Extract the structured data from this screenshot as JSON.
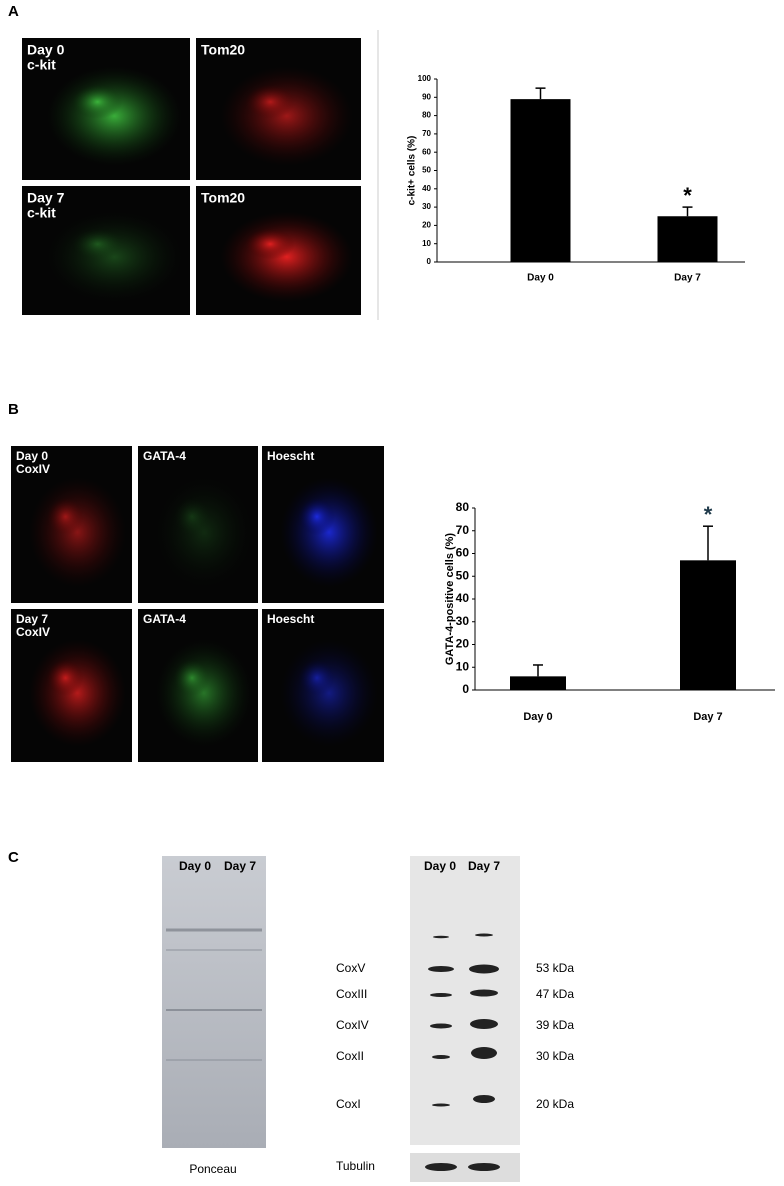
{
  "panel_a": {
    "label": "A",
    "images": [
      {
        "lines": [
          "Day 0",
          "c-kit"
        ]
      },
      {
        "lines": [
          "Tom20"
        ]
      },
      {
        "lines": [
          "Day 7",
          "c-kit"
        ]
      },
      {
        "lines": [
          "Tom20"
        ]
      }
    ]
  },
  "panel_b": {
    "label": "B",
    "images": [
      {
        "lines": [
          "Day 0",
          "CoxIV"
        ]
      },
      {
        "lines": [
          "GATA-4"
        ]
      },
      {
        "lines": [
          "Hoescht"
        ]
      },
      {
        "lines": [
          "Day 7",
          "CoxIV"
        ]
      },
      {
        "lines": [
          "GATA-4"
        ]
      },
      {
        "lines": [
          "Hoescht"
        ]
      }
    ]
  },
  "panel_c": {
    "label": "C",
    "ponceau": {
      "lanes": [
        "Day 0",
        "Day 7"
      ],
      "caption": "Ponceau"
    },
    "western": {
      "lanes": [
        "Day 0",
        "Day 7"
      ],
      "bands": [
        {
          "name": "CoxV",
          "size": "53 kDa"
        },
        {
          "name": "CoxIII",
          "size": "47 kDa"
        },
        {
          "name": "CoxIV",
          "size": "39 kDa"
        },
        {
          "name": "CoxII",
          "size": "30 kDa"
        },
        {
          "name": "CoxI",
          "size": "20 kDa"
        }
      ],
      "loading_control": "Tubulin"
    }
  },
  "chart_data": [
    {
      "type": "bar",
      "y_label": "c-kit+ cells (%)",
      "categories": [
        "Day 0",
        "Day 7"
      ],
      "values": [
        89,
        25
      ],
      "errors": [
        6,
        5
      ],
      "color": "#000000",
      "ylim": [
        0,
        100
      ],
      "yticks": [
        0,
        10,
        20,
        30,
        40,
        50,
        60,
        70,
        80,
        90,
        100
      ],
      "annotation": "*"
    },
    {
      "type": "bar",
      "y_label": "GATA-4-positive cells (%)",
      "categories": [
        "Day 0",
        "Day 7"
      ],
      "values": [
        6,
        57
      ],
      "errors": [
        5,
        15
      ],
      "color": "#000000",
      "ylim": [
        0,
        80
      ],
      "yticks": [
        0,
        10,
        20,
        30,
        40,
        50,
        60,
        70,
        80
      ],
      "annotation": "*"
    }
  ]
}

What to produce —
Pictures stay out; all other material above is restated word for word.

Answer to this problem —
Extract the structured data from this screenshot as JSON.
{
  "panel_a": {
    "label": "A",
    "images": [
      {
        "lines": [
          "Day 0",
          "c-kit"
        ]
      },
      {
        "lines": [
          "Tom20"
        ]
      },
      {
        "lines": [
          "Day 7",
          "c-kit"
        ]
      },
      {
        "lines": [
          "Tom20"
        ]
      }
    ]
  },
  "panel_b": {
    "label": "B",
    "images": [
      {
        "lines": [
          "Day 0",
          "CoxIV"
        ]
      },
      {
        "lines": [
          "GATA-4"
        ]
      },
      {
        "lines": [
          "Hoescht"
        ]
      },
      {
        "lines": [
          "Day 7",
          "CoxIV"
        ]
      },
      {
        "lines": [
          "GATA-4"
        ]
      },
      {
        "lines": [
          "Hoescht"
        ]
      }
    ]
  },
  "panel_c": {
    "label": "C",
    "ponceau": {
      "lanes": [
        "Day 0",
        "Day 7"
      ],
      "caption": "Ponceau"
    },
    "western": {
      "lanes": [
        "Day 0",
        "Day 7"
      ],
      "bands": [
        {
          "name": "CoxV",
          "size": "53 kDa"
        },
        {
          "name": "CoxIII",
          "size": "47 kDa"
        },
        {
          "name": "CoxIV",
          "size": "39 kDa"
        },
        {
          "name": "CoxII",
          "size": "30 kDa"
        },
        {
          "name": "CoxI",
          "size": "20 kDa"
        }
      ],
      "loading_control": "Tubulin"
    }
  },
  "chart_data": [
    {
      "type": "bar",
      "y_label": "c-kit+ cells (%)",
      "categories": [
        "Day 0",
        "Day 7"
      ],
      "values": [
        89,
        25
      ],
      "errors": [
        6,
        5
      ],
      "color": "#000000",
      "ylim": [
        0,
        100
      ],
      "yticks": [
        0,
        10,
        20,
        30,
        40,
        50,
        60,
        70,
        80,
        90,
        100
      ],
      "annotation": "*"
    },
    {
      "type": "bar",
      "y_label": "GATA-4-positive cells (%)",
      "categories": [
        "Day 0",
        "Day 7"
      ],
      "values": [
        6,
        57
      ],
      "errors": [
        5,
        15
      ],
      "color": "#000000",
      "ylim": [
        0,
        80
      ],
      "yticks": [
        0,
        10,
        20,
        30,
        40,
        50,
        60,
        70,
        80
      ],
      "annotation": "*"
    }
  ]
}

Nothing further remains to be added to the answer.